begin EXTRACTED DATA

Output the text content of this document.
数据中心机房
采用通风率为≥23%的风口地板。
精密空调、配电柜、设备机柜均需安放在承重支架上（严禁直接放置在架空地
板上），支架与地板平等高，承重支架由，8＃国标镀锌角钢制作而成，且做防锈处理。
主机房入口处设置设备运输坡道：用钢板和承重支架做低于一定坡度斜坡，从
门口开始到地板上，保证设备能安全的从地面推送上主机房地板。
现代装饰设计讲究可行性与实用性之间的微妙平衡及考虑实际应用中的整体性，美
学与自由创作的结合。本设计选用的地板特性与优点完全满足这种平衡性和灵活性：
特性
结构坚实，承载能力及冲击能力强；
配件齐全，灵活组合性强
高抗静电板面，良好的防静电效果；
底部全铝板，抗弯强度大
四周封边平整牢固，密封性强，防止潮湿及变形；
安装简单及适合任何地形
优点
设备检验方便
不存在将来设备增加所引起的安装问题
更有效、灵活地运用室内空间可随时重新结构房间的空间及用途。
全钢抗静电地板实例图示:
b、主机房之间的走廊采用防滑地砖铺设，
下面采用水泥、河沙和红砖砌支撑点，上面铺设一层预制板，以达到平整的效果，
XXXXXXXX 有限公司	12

end EXTRACTED DATA

■ **TASK DIRECTIONS**:
Copy out the whole listing, exactly as written.

■ **RESULT**:
Output the text content of this document.
数据中心机房
采用通风率为≥23%的风口地板。
精密空调、配电柜、设备机柜均需安放在承重支架上（严禁直接放置在架空地
板上），支架与地板平等高，承重支架由，8＃国标镀锌角钢制作而成，且做防锈处理。
主机房入口处设置设备运输坡道：用钢板和承重支架做低于一定坡度斜坡，从
门口开始到地板上，保证设备能安全的从地面推送上主机房地板。
现代装饰设计讲究可行性与实用性之间的微妙平衡及考虑实际应用中的整体性，美
学与自由创作的结合。本设计选用的地板特性与优点完全满足这种平衡性和灵活性：
特性
结构坚实，承载能力及冲击能力强；
配件齐全，灵活组合性强
高抗静电板面，良好的防静电效果；
底部全铝板，抗弯强度大
四周封边平整牢固，密封性强，防止潮湿及变形；
安装简单及适合任何地形
优点
设备检验方便
不存在将来设备增加所引起的安装问题
更有效、灵活地运用室内空间可随时重新结构房间的空间及用途。
全钢抗静电地板实例图示:
b、主机房之间的走廊采用防滑地砖铺设，
下面采用水泥、河沙和红砖砌支撑点，上面铺设一层预制板，以达到平整的效果，
XXXXXXXX 有限公司	12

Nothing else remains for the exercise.